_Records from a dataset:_
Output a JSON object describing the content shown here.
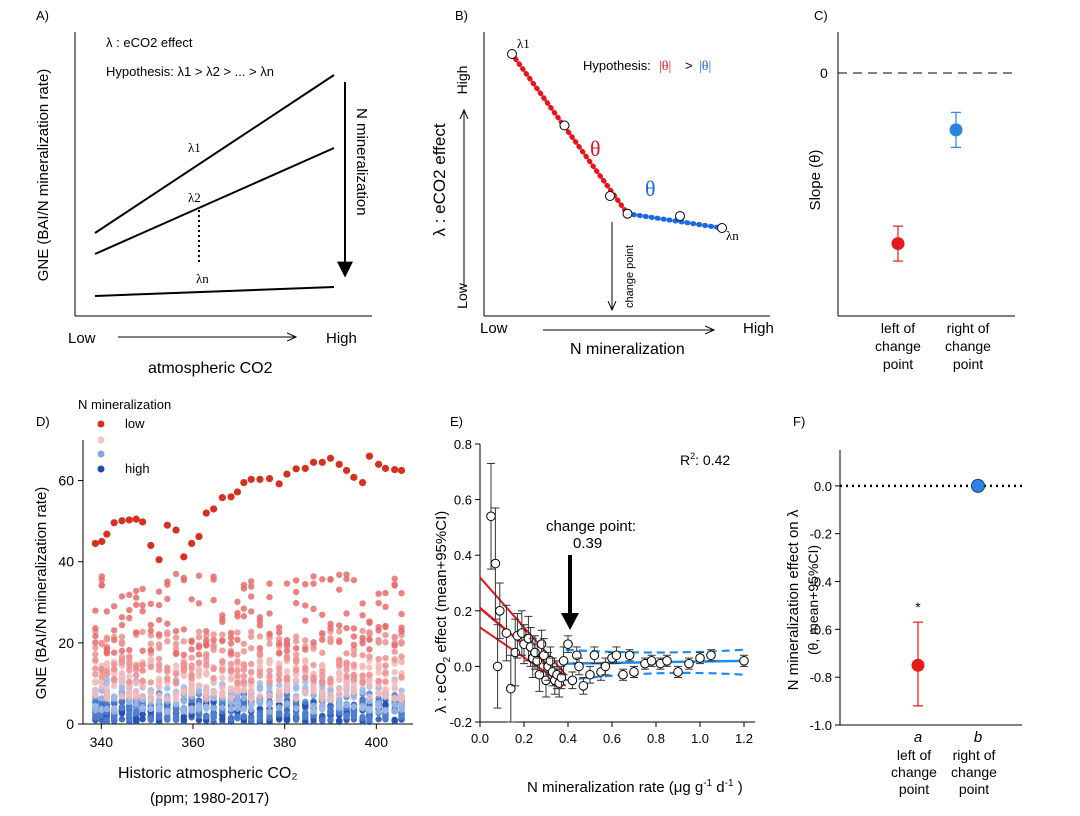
{
  "colors": {
    "red": "#e8141b",
    "blue": "#1a66e6",
    "lightblue": "#1e8cf0",
    "dotred": "#e41a1c",
    "circleBlue": "#2a85e0"
  },
  "chart_data": [
    {
      "panel": "A",
      "type": "line",
      "panel_label": "A)",
      "ylabel": "GNE (BAI/N mineralization rate)",
      "xlabel": "atmospheric CO2",
      "x_low": "Low",
      "x_high": "High",
      "legend_line1": "λ : eCO2 effect",
      "hypothesis": "Hypothesis: λ1 > λ2 > ... > λn",
      "arrow_label": "N mineralization",
      "series": [
        {
          "name": "λ1",
          "x": [
            0,
            1
          ],
          "y": [
            0.58,
            1.0
          ]
        },
        {
          "name": "λ2",
          "x": [
            0,
            1
          ],
          "y": [
            0.52,
            0.84
          ]
        },
        {
          "name": "λn",
          "x": [
            0,
            1
          ],
          "y": [
            0.1,
            0.13
          ]
        }
      ],
      "labels": {
        "l1": "λ1",
        "l2": "λ2",
        "ln": "λn"
      }
    },
    {
      "panel": "B",
      "type": "line",
      "panel_label": "B)",
      "ylabel": "λ : eCO2 effect",
      "xlabel": "N mineralization",
      "y_low": "Low",
      "y_high": "High",
      "x_low": "Low",
      "x_high": "High",
      "hypothesis_prefix": "Hypothesis:",
      "hypothesis_left": "|θ|",
      "hypothesis_mid": ">",
      "hypothesis_right": "|θ|",
      "theta_red": "θ",
      "theta_blue": "θ",
      "change_point_label": "change point",
      "lambda1": "λ1",
      "lambdan": "λn",
      "points": [
        {
          "x": 0.0,
          "y": 1.0
        },
        {
          "x": 0.25,
          "y": 0.7
        },
        {
          "x": 0.5,
          "y": 0.4
        },
        {
          "x": 0.55,
          "y": 0.33
        },
        {
          "x": 0.8,
          "y": 0.32
        },
        {
          "x": 1.0,
          "y": 0.27
        }
      ]
    },
    {
      "panel": "C",
      "type": "scatter",
      "panel_label": "C)",
      "ylabel": "Slope (θ)",
      "zero_label": "0",
      "categories": [
        "left of change point",
        "right of change point"
      ],
      "values": [
        -0.78,
        -0.26
      ],
      "ci_low": [
        -0.86,
        -0.34
      ],
      "ci_high": [
        -0.7,
        -0.18
      ],
      "ylim": [
        -1.0,
        0.05
      ]
    },
    {
      "panel": "D",
      "type": "scatter",
      "panel_label": "D)",
      "ylabel": "GNE (BAI/N mineralization rate)",
      "xlabel": "Historic atmospheric CO2",
      "xlabel2": "(ppm; 1980-2017)",
      "legend_title": "N mineralization",
      "legend_low": "low",
      "legend_high": "high",
      "xlim": [
        336,
        408
      ],
      "ylim": [
        0,
        70
      ],
      "xticks": [
        340,
        360,
        380,
        400
      ],
      "yticks": [
        0,
        20,
        40,
        60
      ],
      "top_series_x": [
        338.7,
        340.1,
        341.2,
        342.8,
        344.5,
        346.1,
        347.6,
        349.0,
        350.8,
        352.6,
        354.4,
        356.3,
        358.0,
        359.7,
        361.3,
        362.9,
        364.5,
        366.4,
        368.3,
        369.7,
        371.1,
        372.7,
        374.6,
        376.7,
        378.8,
        380.5,
        382.5,
        384.5,
        386.3,
        388.2,
        390.0,
        391.9,
        393.5,
        395.1,
        397.0,
        398.5,
        400.5,
        402.0,
        404.0,
        405.5
      ],
      "top_series_y": [
        44.5,
        45.0,
        46.8,
        49.6,
        50.1,
        50.3,
        50.5,
        49.8,
        44.0,
        40.5,
        49.0,
        47.8,
        41.2,
        44.5,
        46.2,
        52.0,
        53.0,
        55.8,
        56.0,
        57.2,
        59.5,
        60.3,
        60.3,
        60.5,
        59.2,
        61.6,
        62.9,
        63.0,
        64.5,
        64.5,
        65.5,
        64.0,
        62.5,
        60.8,
        59.5,
        66.0,
        64.0,
        63.0,
        62.7,
        62.5
      ]
    },
    {
      "panel": "E",
      "type": "scatter",
      "panel_label": "E)",
      "ylabel": "λ : eCO2 effect (mean+95%CI)",
      "xlabel": "N mineralization rate (μg g-1 d-1)",
      "r2": "R2: 0.42",
      "change_point_text": "change point:",
      "change_point_value": "0.39",
      "xlim": [
        0,
        1.25
      ],
      "ylim": [
        -0.2,
        0.8
      ],
      "xticks": [
        "0.0",
        "0.2",
        "0.4",
        "0.6",
        "0.8",
        "1.0",
        "1.2"
      ],
      "yticks": [
        "-0.2",
        "0.0",
        "0.2",
        "0.4",
        "0.6",
        "0.8"
      ],
      "x": [
        0.05,
        0.07,
        0.08,
        0.09,
        0.12,
        0.14,
        0.16,
        0.17,
        0.19,
        0.2,
        0.22,
        0.23,
        0.24,
        0.25,
        0.26,
        0.27,
        0.28,
        0.29,
        0.3,
        0.31,
        0.32,
        0.33,
        0.34,
        0.35,
        0.36,
        0.37,
        0.38,
        0.4,
        0.42,
        0.44,
        0.45,
        0.47,
        0.5,
        0.52,
        0.55,
        0.57,
        0.6,
        0.62,
        0.65,
        0.68,
        0.7,
        0.75,
        0.78,
        0.82,
        0.85,
        0.9,
        0.95,
        1.0,
        1.05,
        1.2
      ],
      "y": [
        0.54,
        0.37,
        0.0,
        0.2,
        0.12,
        -0.08,
        0.05,
        0.11,
        0.12,
        0.08,
        0.1,
        0.07,
        0.03,
        0.05,
        0.02,
        -0.03,
        0.08,
        0.04,
        -0.05,
        0.0,
        0.02,
        -0.02,
        -0.05,
        -0.03,
        -0.06,
        -0.04,
        0.02,
        0.08,
        -0.05,
        0.04,
        0.0,
        -0.07,
        -0.03,
        0.04,
        -0.02,
        0.0,
        0.03,
        0.04,
        -0.03,
        0.04,
        -0.02,
        0.01,
        0.02,
        0.01,
        0.02,
        -0.02,
        0.01,
        0.03,
        0.04,
        0.02
      ],
      "err": [
        0.19,
        0.2,
        0.15,
        0.1,
        0.1,
        0.12,
        0.12,
        0.08,
        0.08,
        0.07,
        0.08,
        0.07,
        0.07,
        0.06,
        0.06,
        0.06,
        0.05,
        0.06,
        0.06,
        0.05,
        0.05,
        0.05,
        0.05,
        0.05,
        0.05,
        0.04,
        0.05,
        0.03,
        0.03,
        0.03,
        0.03,
        0.03,
        0.03,
        0.03,
        0.03,
        0.03,
        0.02,
        0.03,
        0.02,
        0.02,
        0.02,
        0.02,
        0.02,
        0.02,
        0.02,
        0.02,
        0.02,
        0.02,
        0.02,
        0.02
      ],
      "fit_left": {
        "x": [
          0.0,
          0.39
        ],
        "y": [
          0.21,
          -0.05
        ]
      },
      "fit_right": {
        "x": [
          0.39,
          1.2
        ],
        "y": [
          0.01,
          0.02
        ]
      }
    },
    {
      "panel": "F",
      "type": "scatter",
      "panel_label": "F)",
      "ylabel": "N mineralization effect on λ",
      "ylabel2": "(θ, mean+95%CI)",
      "categories": [
        "left of change point",
        "right of change point"
      ],
      "values": [
        -0.75,
        0.0
      ],
      "ci_low": [
        -0.92,
        -0.02
      ],
      "ci_high": [
        -0.57,
        0.02
      ],
      "ylim": [
        -1.0,
        0.15
      ],
      "yticks": [
        "0.0",
        "-0.2",
        "-0.4",
        "-0.6",
        "-0.8",
        "-1.0"
      ],
      "sig_star": "*",
      "letter_left": "a",
      "letter_right": "b"
    }
  ]
}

_SHORT TASK:_ Without including any pictures, output all the entries above exactly.

_ANSWER IN FULL:_
Output a JSON object describing the content shown here.
{
  "colors": {
    "red": "#e8141b",
    "blue": "#1a66e6",
    "lightblue": "#1e8cf0",
    "dotred": "#e41a1c",
    "circleBlue": "#2a85e0"
  },
  "chart_data": [
    {
      "panel": "A",
      "type": "line",
      "panel_label": "A)",
      "ylabel": "GNE (BAI/N mineralization rate)",
      "xlabel": "atmospheric CO2",
      "x_low": "Low",
      "x_high": "High",
      "legend_line1": "λ : eCO2 effect",
      "hypothesis": "Hypothesis: λ1 > λ2 > ... > λn",
      "arrow_label": "N mineralization",
      "series": [
        {
          "name": "λ1",
          "x": [
            0,
            1
          ],
          "y": [
            0.58,
            1.0
          ]
        },
        {
          "name": "λ2",
          "x": [
            0,
            1
          ],
          "y": [
            0.52,
            0.84
          ]
        },
        {
          "name": "λn",
          "x": [
            0,
            1
          ],
          "y": [
            0.1,
            0.13
          ]
        }
      ],
      "labels": {
        "l1": "λ1",
        "l2": "λ2",
        "ln": "λn"
      }
    },
    {
      "panel": "B",
      "type": "line",
      "panel_label": "B)",
      "ylabel": "λ : eCO2 effect",
      "xlabel": "N mineralization",
      "y_low": "Low",
      "y_high": "High",
      "x_low": "Low",
      "x_high": "High",
      "hypothesis_prefix": "Hypothesis:",
      "hypothesis_left": "|θ|",
      "hypothesis_mid": ">",
      "hypothesis_right": "|θ|",
      "theta_red": "θ",
      "theta_blue": "θ",
      "change_point_label": "change point",
      "lambda1": "λ1",
      "lambdan": "λn",
      "points": [
        {
          "x": 0.0,
          "y": 1.0
        },
        {
          "x": 0.25,
          "y": 0.7
        },
        {
          "x": 0.5,
          "y": 0.4
        },
        {
          "x": 0.55,
          "y": 0.33
        },
        {
          "x": 0.8,
          "y": 0.32
        },
        {
          "x": 1.0,
          "y": 0.27
        }
      ]
    },
    {
      "panel": "C",
      "type": "scatter",
      "panel_label": "C)",
      "ylabel": "Slope (θ)",
      "zero_label": "0",
      "categories": [
        "left of change point",
        "right of change point"
      ],
      "values": [
        -0.78,
        -0.26
      ],
      "ci_low": [
        -0.86,
        -0.34
      ],
      "ci_high": [
        -0.7,
        -0.18
      ],
      "ylim": [
        -1.0,
        0.05
      ]
    },
    {
      "panel": "D",
      "type": "scatter",
      "panel_label": "D)",
      "ylabel": "GNE (BAI/N mineralization rate)",
      "xlabel": "Historic atmospheric CO2",
      "xlabel2": "(ppm; 1980-2017)",
      "legend_title": "N mineralization",
      "legend_low": "low",
      "legend_high": "high",
      "xlim": [
        336,
        408
      ],
      "ylim": [
        0,
        70
      ],
      "xticks": [
        340,
        360,
        380,
        400
      ],
      "yticks": [
        0,
        20,
        40,
        60
      ],
      "top_series_x": [
        338.7,
        340.1,
        341.2,
        342.8,
        344.5,
        346.1,
        347.6,
        349.0,
        350.8,
        352.6,
        354.4,
        356.3,
        358.0,
        359.7,
        361.3,
        362.9,
        364.5,
        366.4,
        368.3,
        369.7,
        371.1,
        372.7,
        374.6,
        376.7,
        378.8,
        380.5,
        382.5,
        384.5,
        386.3,
        388.2,
        390.0,
        391.9,
        393.5,
        395.1,
        397.0,
        398.5,
        400.5,
        402.0,
        404.0,
        405.5
      ],
      "top_series_y": [
        44.5,
        45.0,
        46.8,
        49.6,
        50.1,
        50.3,
        50.5,
        49.8,
        44.0,
        40.5,
        49.0,
        47.8,
        41.2,
        44.5,
        46.2,
        52.0,
        53.0,
        55.8,
        56.0,
        57.2,
        59.5,
        60.3,
        60.3,
        60.5,
        59.2,
        61.6,
        62.9,
        63.0,
        64.5,
        64.5,
        65.5,
        64.0,
        62.5,
        60.8,
        59.5,
        66.0,
        64.0,
        63.0,
        62.7,
        62.5
      ]
    },
    {
      "panel": "E",
      "type": "scatter",
      "panel_label": "E)",
      "ylabel": "λ : eCO2 effect (mean+95%CI)",
      "xlabel": "N mineralization rate (μg g-1 d-1)",
      "r2": "R2: 0.42",
      "change_point_text": "change point:",
      "change_point_value": "0.39",
      "xlim": [
        0,
        1.25
      ],
      "ylim": [
        -0.2,
        0.8
      ],
      "xticks": [
        "0.0",
        "0.2",
        "0.4",
        "0.6",
        "0.8",
        "1.0",
        "1.2"
      ],
      "yticks": [
        "-0.2",
        "0.0",
        "0.2",
        "0.4",
        "0.6",
        "0.8"
      ],
      "x": [
        0.05,
        0.07,
        0.08,
        0.09,
        0.12,
        0.14,
        0.16,
        0.17,
        0.19,
        0.2,
        0.22,
        0.23,
        0.24,
        0.25,
        0.26,
        0.27,
        0.28,
        0.29,
        0.3,
        0.31,
        0.32,
        0.33,
        0.34,
        0.35,
        0.36,
        0.37,
        0.38,
        0.4,
        0.42,
        0.44,
        0.45,
        0.47,
        0.5,
        0.52,
        0.55,
        0.57,
        0.6,
        0.62,
        0.65,
        0.68,
        0.7,
        0.75,
        0.78,
        0.82,
        0.85,
        0.9,
        0.95,
        1.0,
        1.05,
        1.2
      ],
      "y": [
        0.54,
        0.37,
        0.0,
        0.2,
        0.12,
        -0.08,
        0.05,
        0.11,
        0.12,
        0.08,
        0.1,
        0.07,
        0.03,
        0.05,
        0.02,
        -0.03,
        0.08,
        0.04,
        -0.05,
        0.0,
        0.02,
        -0.02,
        -0.05,
        -0.03,
        -0.06,
        -0.04,
        0.02,
        0.08,
        -0.05,
        0.04,
        0.0,
        -0.07,
        -0.03,
        0.04,
        -0.02,
        0.0,
        0.03,
        0.04,
        -0.03,
        0.04,
        -0.02,
        0.01,
        0.02,
        0.01,
        0.02,
        -0.02,
        0.01,
        0.03,
        0.04,
        0.02
      ],
      "err": [
        0.19,
        0.2,
        0.15,
        0.1,
        0.1,
        0.12,
        0.12,
        0.08,
        0.08,
        0.07,
        0.08,
        0.07,
        0.07,
        0.06,
        0.06,
        0.06,
        0.05,
        0.06,
        0.06,
        0.05,
        0.05,
        0.05,
        0.05,
        0.05,
        0.05,
        0.04,
        0.05,
        0.03,
        0.03,
        0.03,
        0.03,
        0.03,
        0.03,
        0.03,
        0.03,
        0.03,
        0.02,
        0.03,
        0.02,
        0.02,
        0.02,
        0.02,
        0.02,
        0.02,
        0.02,
        0.02,
        0.02,
        0.02,
        0.02,
        0.02
      ],
      "fit_left": {
        "x": [
          0.0,
          0.39
        ],
        "y": [
          0.21,
          -0.05
        ]
      },
      "fit_right": {
        "x": [
          0.39,
          1.2
        ],
        "y": [
          0.01,
          0.02
        ]
      }
    },
    {
      "panel": "F",
      "type": "scatter",
      "panel_label": "F)",
      "ylabel": "N mineralization effect on λ",
      "ylabel2": "(θ, mean+95%CI)",
      "categories": [
        "left of change point",
        "right of change point"
      ],
      "values": [
        -0.75,
        0.0
      ],
      "ci_low": [
        -0.92,
        -0.02
      ],
      "ci_high": [
        -0.57,
        0.02
      ],
      "ylim": [
        -1.0,
        0.15
      ],
      "yticks": [
        "0.0",
        "-0.2",
        "-0.4",
        "-0.6",
        "-0.8",
        "-1.0"
      ],
      "sig_star": "*",
      "letter_left": "a",
      "letter_right": "b"
    }
  ]
}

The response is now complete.